• [Textauszug]:
--------------------------------

Doch nebenbei wurde stillschweigend ein anderes, ebenfalls wichtiges Reformbestreben
aufgegeben: die Unterbringung von Flüchtlingen in Wohnungen statt
in Lagern. Seit 2001 hat der Senat schrittweise die Verträge mit
den privaten Betreibern der Gemeinschaftsunterkünfte auslaufen lassen.
Nur noch die zentrale Erstaufnahme in der Motardstraße blieb übrig,
sowie fünf kleinere vertragsgebundene Einrichtungen. Seit 2003 gibt
es in Berlin im Gegensatz zu vielen anderen Bundesländern keinen
Lagerzwang mehr – das heißt vereinfacht: Wer als Flüchtling
eine Wohnung findet, darf aus dem Lager ausziehen. Das hat bisher auch
die ganz überwiegende Mehrheit der Flüchtlinge getan, seit einiger
Zeit ist jedoch eine Trendwende zu beobachten.
Nach Angaben des Landesamtes für Gesundheit und Soziales konnten
2009 nur noch 44 Prozent der Asylbewerber nach Auszug aus der Erstaufnahmestelle
in eine Wohnung ziehen - zwei Jahre zuvor waren es noch rund 70 Prozent.
Mittlerweile muss über die Hälfte erst einmal in anderen Lagern
untergebracht werden. Allzu leicht findet der Senat neue Möglichkeiten
Flüchtlinge wieder in Lager zu stecken. So wurden 100 Menschen in
einem heruntergekommenen Plattenbau in Marzahn-Hellersdorf gemeinsam mit
deutschen Obdachlosen untergebracht. Neu ist die gemeinsame Unterbringung
zweier an den Rand der Gesellschaft gedrängter Gruppen nicht, die
Tendenz ist jedoch steigend. Der Staat zahlt, also entscheidet auch der
Staat über die Unterbringung der sogenannten LeistungsbezieherInnen.

--------------------------------

• [Aufgabe]:
Führen Sie den Text über die Unterbringung von Flüchtlingen in Berlin nach seinem letzten Satz weiter.

• [Einträge des Datensatzes]:

--------------------------------

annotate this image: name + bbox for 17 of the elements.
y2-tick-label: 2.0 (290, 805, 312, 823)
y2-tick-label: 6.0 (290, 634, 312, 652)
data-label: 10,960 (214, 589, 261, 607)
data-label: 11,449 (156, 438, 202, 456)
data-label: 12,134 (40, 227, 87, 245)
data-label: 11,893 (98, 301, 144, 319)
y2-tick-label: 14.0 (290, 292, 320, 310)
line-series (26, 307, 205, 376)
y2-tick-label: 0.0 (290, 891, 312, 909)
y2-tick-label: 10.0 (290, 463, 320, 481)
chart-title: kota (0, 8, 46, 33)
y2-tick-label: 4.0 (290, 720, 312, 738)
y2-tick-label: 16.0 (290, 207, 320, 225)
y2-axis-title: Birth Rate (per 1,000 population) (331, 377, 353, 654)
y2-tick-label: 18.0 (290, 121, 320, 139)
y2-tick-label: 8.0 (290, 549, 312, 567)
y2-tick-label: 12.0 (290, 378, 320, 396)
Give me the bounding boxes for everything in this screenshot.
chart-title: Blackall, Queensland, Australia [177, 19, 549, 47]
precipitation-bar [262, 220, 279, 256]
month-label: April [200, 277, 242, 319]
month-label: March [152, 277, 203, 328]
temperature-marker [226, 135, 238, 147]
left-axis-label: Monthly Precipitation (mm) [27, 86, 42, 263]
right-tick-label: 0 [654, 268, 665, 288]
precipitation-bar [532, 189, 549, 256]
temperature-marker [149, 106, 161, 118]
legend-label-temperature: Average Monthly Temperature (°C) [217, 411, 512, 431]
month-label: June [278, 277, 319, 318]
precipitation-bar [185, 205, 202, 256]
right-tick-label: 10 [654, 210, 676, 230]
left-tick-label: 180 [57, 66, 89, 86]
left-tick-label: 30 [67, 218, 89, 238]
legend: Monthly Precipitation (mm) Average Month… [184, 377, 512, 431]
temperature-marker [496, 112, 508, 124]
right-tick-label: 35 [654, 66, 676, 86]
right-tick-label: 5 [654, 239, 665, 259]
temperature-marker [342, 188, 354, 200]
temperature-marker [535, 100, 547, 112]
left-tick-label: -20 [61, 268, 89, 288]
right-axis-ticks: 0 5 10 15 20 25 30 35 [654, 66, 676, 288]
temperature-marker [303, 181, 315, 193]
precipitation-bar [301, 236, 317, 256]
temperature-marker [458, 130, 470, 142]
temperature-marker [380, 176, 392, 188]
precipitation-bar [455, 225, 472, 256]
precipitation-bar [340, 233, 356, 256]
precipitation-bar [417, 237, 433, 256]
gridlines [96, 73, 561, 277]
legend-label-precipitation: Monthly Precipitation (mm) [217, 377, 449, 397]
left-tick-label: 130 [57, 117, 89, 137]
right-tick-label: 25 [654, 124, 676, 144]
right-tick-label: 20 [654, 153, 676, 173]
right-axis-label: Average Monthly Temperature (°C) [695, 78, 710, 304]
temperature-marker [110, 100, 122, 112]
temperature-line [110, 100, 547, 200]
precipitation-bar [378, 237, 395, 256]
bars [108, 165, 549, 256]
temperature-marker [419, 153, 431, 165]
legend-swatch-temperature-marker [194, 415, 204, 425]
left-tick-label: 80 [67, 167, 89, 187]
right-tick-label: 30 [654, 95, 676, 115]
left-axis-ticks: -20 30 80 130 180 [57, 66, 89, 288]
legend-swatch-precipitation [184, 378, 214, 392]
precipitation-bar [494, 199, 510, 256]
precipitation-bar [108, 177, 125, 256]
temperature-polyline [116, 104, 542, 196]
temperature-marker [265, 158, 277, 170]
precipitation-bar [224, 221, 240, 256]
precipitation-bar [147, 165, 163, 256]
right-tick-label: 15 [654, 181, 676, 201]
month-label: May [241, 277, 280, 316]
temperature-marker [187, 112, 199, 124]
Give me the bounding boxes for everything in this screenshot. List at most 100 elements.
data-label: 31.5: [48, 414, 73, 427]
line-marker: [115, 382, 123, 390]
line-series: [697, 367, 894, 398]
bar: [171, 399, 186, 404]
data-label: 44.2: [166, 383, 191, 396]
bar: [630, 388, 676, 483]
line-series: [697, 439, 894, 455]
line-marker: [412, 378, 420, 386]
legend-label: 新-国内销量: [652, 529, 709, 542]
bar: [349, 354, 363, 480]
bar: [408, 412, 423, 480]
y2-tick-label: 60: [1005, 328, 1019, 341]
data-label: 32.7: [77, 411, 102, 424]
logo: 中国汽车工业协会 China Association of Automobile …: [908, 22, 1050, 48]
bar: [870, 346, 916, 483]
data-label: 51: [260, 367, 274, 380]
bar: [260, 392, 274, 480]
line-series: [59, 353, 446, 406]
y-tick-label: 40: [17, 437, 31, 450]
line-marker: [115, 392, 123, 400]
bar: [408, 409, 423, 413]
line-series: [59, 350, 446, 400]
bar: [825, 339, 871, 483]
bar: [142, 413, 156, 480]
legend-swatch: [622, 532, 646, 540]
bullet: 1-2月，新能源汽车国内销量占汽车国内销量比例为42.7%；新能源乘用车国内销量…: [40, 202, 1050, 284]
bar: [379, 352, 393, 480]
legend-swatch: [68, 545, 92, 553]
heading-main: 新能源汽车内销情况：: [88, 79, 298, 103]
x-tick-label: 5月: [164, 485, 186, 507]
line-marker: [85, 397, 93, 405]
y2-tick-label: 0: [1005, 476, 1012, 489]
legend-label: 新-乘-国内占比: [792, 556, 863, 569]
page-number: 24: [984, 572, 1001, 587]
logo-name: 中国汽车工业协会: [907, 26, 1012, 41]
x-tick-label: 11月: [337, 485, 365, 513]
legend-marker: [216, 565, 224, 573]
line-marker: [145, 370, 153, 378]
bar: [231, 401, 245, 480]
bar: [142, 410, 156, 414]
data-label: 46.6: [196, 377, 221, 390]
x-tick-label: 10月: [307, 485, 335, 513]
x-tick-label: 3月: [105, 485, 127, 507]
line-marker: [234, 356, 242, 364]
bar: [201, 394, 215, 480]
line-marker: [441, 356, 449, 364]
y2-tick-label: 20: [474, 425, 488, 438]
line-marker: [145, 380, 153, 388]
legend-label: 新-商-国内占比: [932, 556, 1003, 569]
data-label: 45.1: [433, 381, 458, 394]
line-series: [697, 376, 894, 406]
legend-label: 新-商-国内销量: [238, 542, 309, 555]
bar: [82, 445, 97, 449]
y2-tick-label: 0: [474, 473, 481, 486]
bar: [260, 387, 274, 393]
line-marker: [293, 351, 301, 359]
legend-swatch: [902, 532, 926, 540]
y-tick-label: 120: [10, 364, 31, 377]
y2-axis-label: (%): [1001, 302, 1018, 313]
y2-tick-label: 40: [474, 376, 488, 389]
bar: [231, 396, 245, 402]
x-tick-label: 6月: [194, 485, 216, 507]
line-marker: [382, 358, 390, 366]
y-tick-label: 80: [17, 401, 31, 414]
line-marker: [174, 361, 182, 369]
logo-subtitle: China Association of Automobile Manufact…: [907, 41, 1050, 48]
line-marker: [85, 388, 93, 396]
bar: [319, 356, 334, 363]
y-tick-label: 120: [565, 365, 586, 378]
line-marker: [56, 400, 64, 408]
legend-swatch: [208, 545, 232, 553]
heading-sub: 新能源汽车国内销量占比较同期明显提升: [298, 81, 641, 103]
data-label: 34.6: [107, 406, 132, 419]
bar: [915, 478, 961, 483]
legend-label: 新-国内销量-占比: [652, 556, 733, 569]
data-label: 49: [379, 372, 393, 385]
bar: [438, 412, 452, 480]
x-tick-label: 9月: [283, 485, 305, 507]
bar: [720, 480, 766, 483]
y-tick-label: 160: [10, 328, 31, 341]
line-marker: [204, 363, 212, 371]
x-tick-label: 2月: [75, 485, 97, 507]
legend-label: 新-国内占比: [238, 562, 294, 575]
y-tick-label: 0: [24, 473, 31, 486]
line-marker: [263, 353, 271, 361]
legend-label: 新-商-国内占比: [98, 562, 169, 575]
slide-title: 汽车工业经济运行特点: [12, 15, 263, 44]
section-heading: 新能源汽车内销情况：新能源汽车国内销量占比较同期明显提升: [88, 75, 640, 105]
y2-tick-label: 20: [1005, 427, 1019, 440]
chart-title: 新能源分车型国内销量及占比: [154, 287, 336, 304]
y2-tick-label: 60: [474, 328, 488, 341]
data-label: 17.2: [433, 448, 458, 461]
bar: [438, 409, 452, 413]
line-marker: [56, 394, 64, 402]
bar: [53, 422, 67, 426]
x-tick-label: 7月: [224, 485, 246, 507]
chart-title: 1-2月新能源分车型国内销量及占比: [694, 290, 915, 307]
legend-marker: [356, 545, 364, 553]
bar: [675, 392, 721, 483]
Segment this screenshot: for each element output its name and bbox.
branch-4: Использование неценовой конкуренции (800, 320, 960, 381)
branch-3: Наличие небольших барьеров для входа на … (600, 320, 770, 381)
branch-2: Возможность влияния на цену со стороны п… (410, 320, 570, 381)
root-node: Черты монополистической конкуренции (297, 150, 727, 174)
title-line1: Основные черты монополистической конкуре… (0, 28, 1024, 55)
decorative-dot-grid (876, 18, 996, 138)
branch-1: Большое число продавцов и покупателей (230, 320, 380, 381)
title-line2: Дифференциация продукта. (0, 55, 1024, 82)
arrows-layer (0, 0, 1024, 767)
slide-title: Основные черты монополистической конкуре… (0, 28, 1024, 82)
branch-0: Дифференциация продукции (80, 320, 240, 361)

--------------------------------

• [Ergebnis]:
Verantwortlich für die neue Situation macht der Senat die steigenden
Mieten auf dem Berliner Wohnungsmarkt - Wohnungen für kleine Familien
oder alleinstehende Menschen zu Preisen zu finden, die das Sozialamt übernimmt,
sei sehr viel schwieriger geworden. Stattdessen wird jetzt wieder in Heime
investiert. Dass diese viel teurer sind, als private Wohnungen hat eine
kleine Anfrage im Abgeordnetenhaus ergeben. Profitieren von diesen Unterkünften
tun nur die Betreiber - und das auf Kosten der Flüchtlinge.
In Berlin sind die Wohnungen teurer geworden, soweit so schlecht. Unabhängig
von der Diskussion inwieweit das Mietspiegel-Problem in Berlin hausgemacht
ist, muss es dennoch einen konstruktiven Umgang mit der aktuellen Situation
geben: Wenn die Mieten steigen, dann müssen eben auch die Mietobergrenzen
an die Preisentwicklung angepasst werden. Für Asylsuchende - wie
übrigens auch für EmpfängerInnen von Hartz-IV - gelten
Mietobergrenzen, die seit 2005 nicht mehr nennenswert erhöht worden
sind. Aber das ist nicht das einzige Problem: Oftmals scheitert die Anmietung
einer privaten Wohnung an der Kaution. Die Flüchtlinge haben, auch
aufgrund des geltenden Arbeitsverbots, einfach nicht das Geld dafür.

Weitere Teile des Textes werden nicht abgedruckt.